■ What is being asked: Exclude the pictures and reproduce the remaining data exactly as written.

Saved entries
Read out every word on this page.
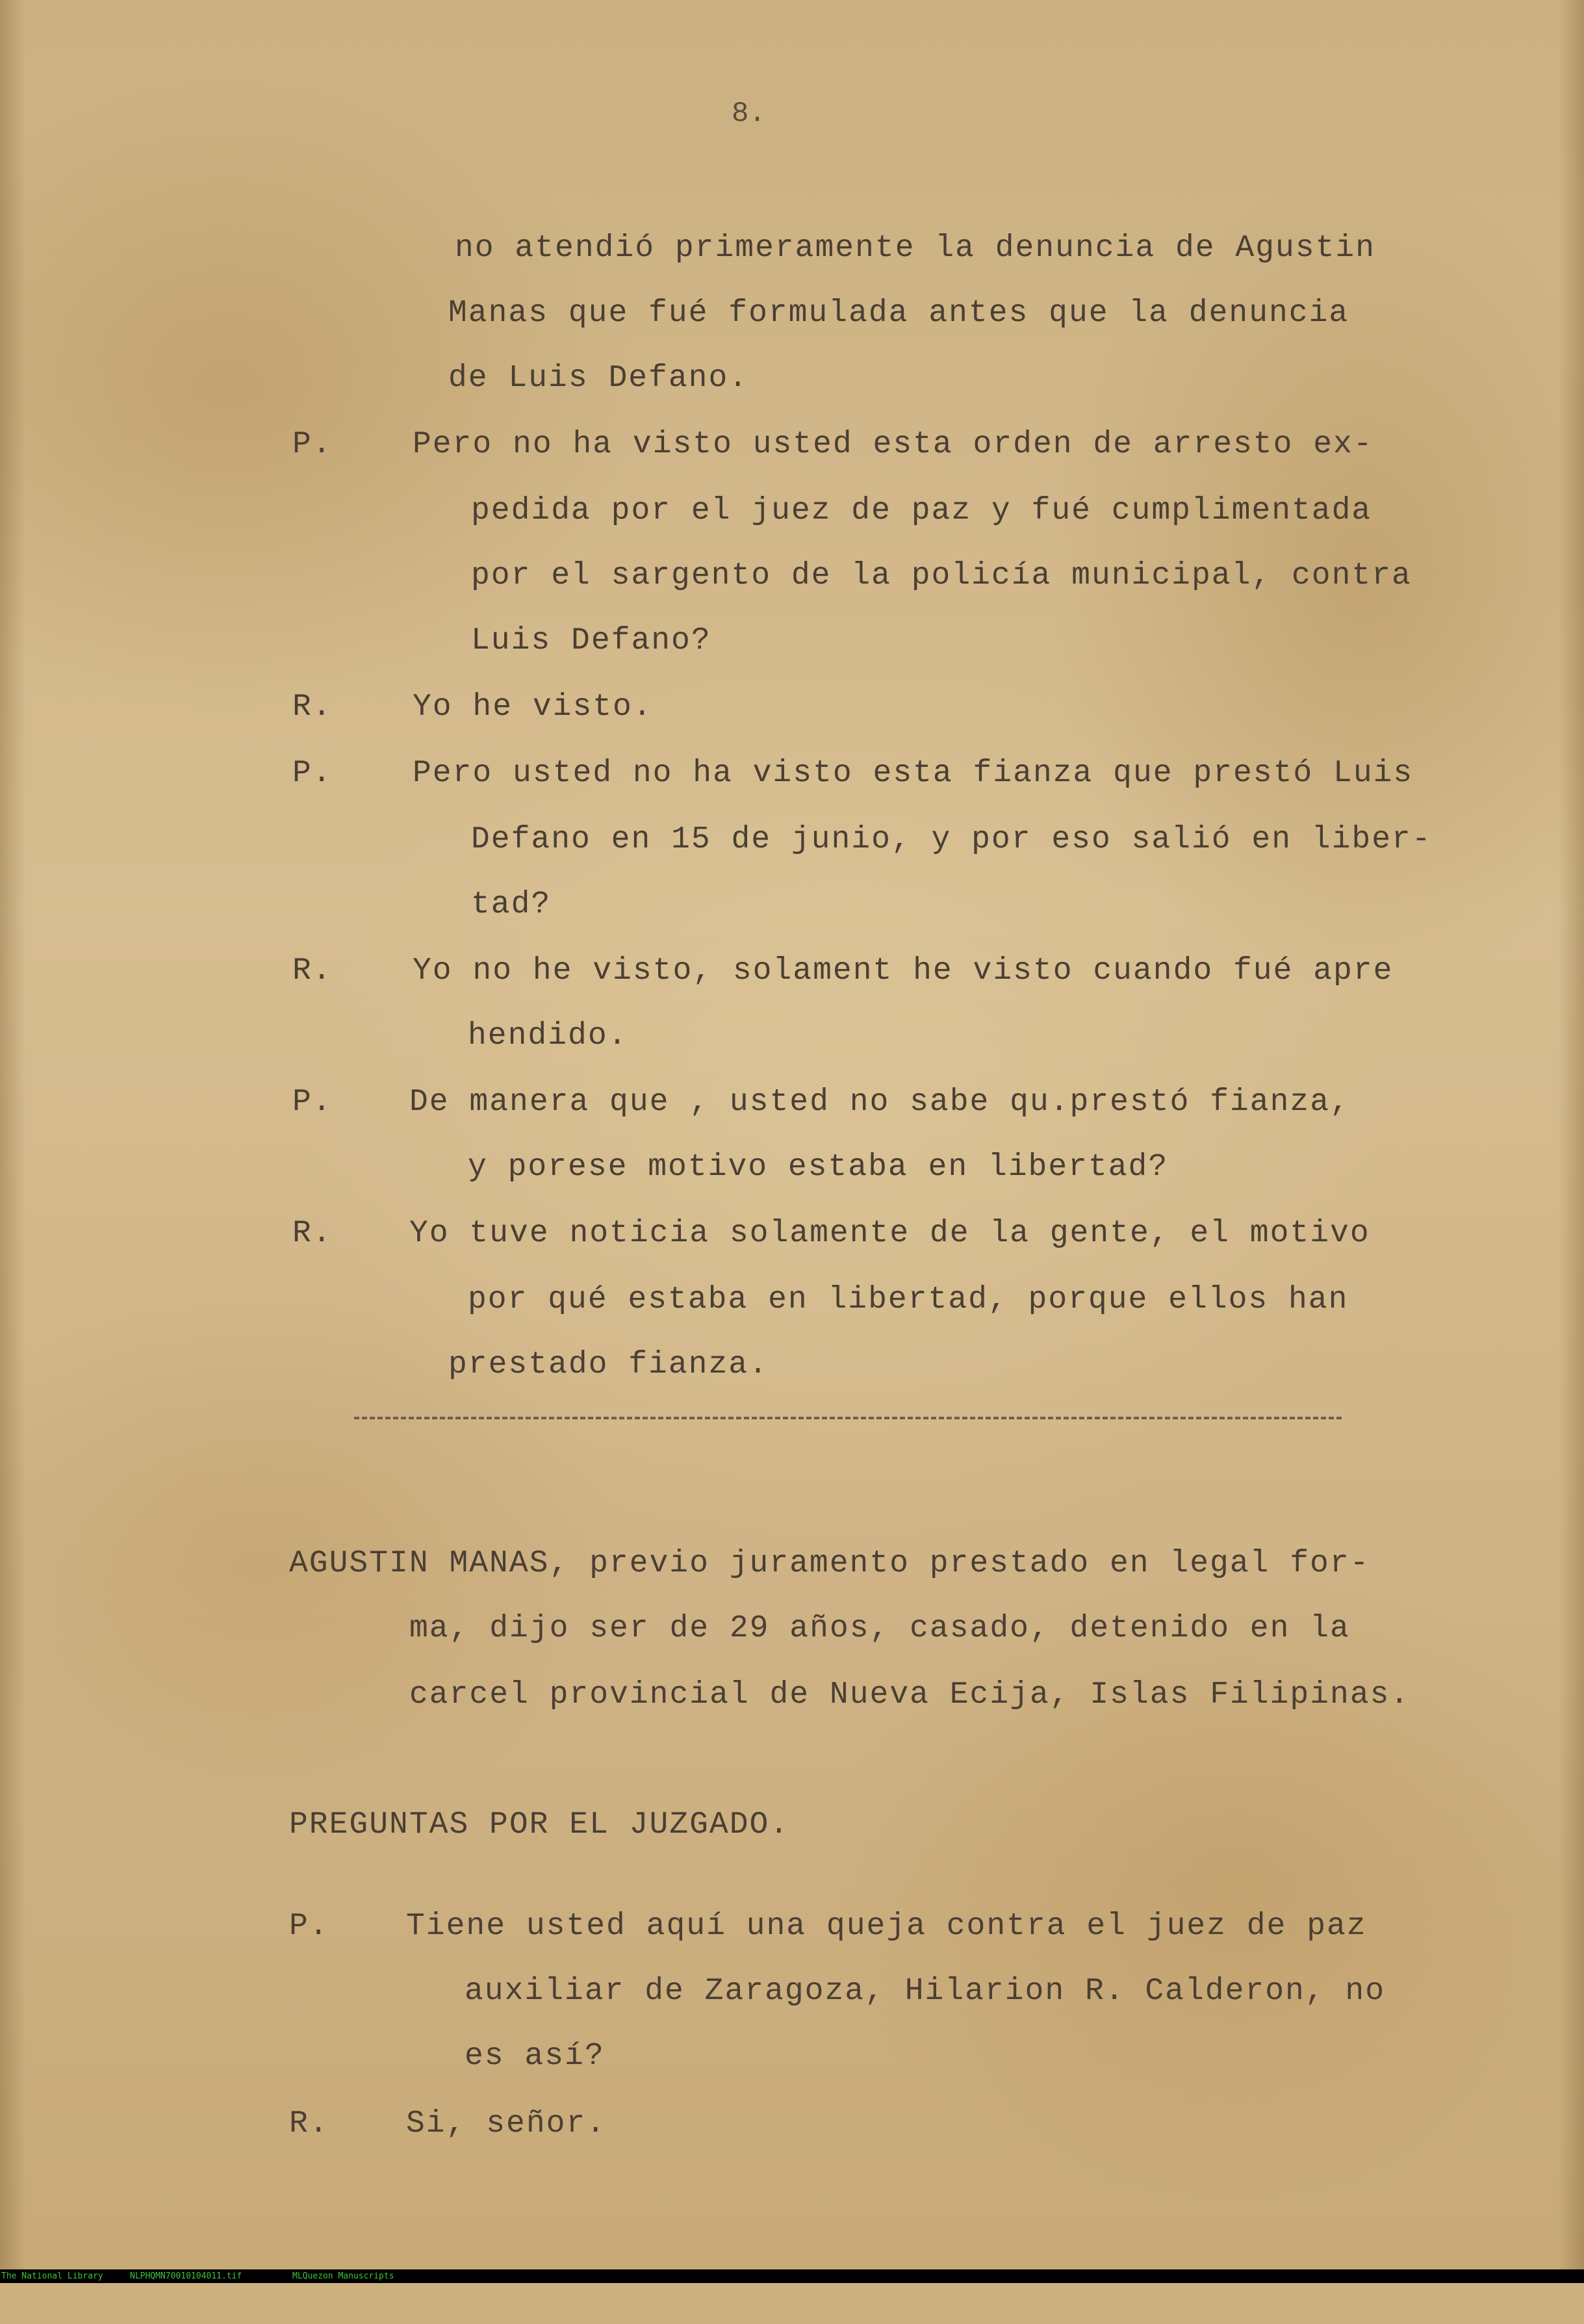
8.
no atendió primeramente la denuncia de Agustin
Manas que fué formulada antes que la denuncia
de Luis Defano.
P.	Pero no ha visto usted esta orden de arresto ex-
pedida por el juez de paz y fué cumplimentada
por el sargento de la policía municipal, contra
Luis Defano?
R.	Yo he visto.
P.	Pero usted no ha visto esta fianza que prestó Luis
Defano en 15 de junio, y por eso salió en liber-
tad?
R.	Yo no he visto, solament he visto cuando fué apre
hendido.
P. De manera que , usted no sabe qu.prestó fianza,
y porese motivo estaba en libertad?
R. Yo tuve noticia solamente de la gente, el motivo
por qué estaba en libertad, porque ellos han
prestado fianza.
AGUSTIN MANAS, previo juramento prestado en legal for-
ma, dijo ser de 29 años, casado, detenido en la
carcel provincial de Nueva Ecija, Islas Filipinas.
PREGUNTAS POR EL JUZGADO.
P. Tiene usted aquí una queja contra el juez de paz
auxiliar de Zaragoza, Hilarion R. Calderon, no
es así?
R. Si, señor.

The National Library

	NLPHQMN70010104011.tif

	MLQuezon Manuscripts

■ Solution for this task:
Read out every word on this page.
8.
no atendió primeramente la denuncia de Agustin
Manas que fué formulada antes que la denuncia
de Luis Defano.
P.	Pero no ha visto usted esta orden de arresto ex-
pedida por el juez de paz y fué cumplimentada
por el sargento de la policía municipal, contra
Luis Defano?
R.	Yo he visto.
P.	Pero usted no ha visto esta fianza que prestó Luis
Defano en 15 de junio, y por eso salió en liber-
tad?
R.	Yo no he visto, solament he visto cuando fué apre
hendido.
P. De manera que , usted no sabe qu.prestó fianza,
y porese motivo estaba en libertad?
R. Yo tuve noticia solamente de la gente, el motivo
por qué estaba en libertad, porque ellos han
prestado fianza.
AGUSTIN MANAS, previo juramento prestado en legal for-
ma, dijo ser de 29 años, casado, detenido en la
carcel provincial de Nueva Ecija, Islas Filipinas.
PREGUNTAS POR EL JUZGADO.
P. Tiene usted aquí una queja contra el juez de paz
auxiliar de Zaragoza, Hilarion R. Calderon, no
es así?
R. Si, señor.

The National Library

	NLPHQMN70010104011.tif

	MLQuezon Manuscripts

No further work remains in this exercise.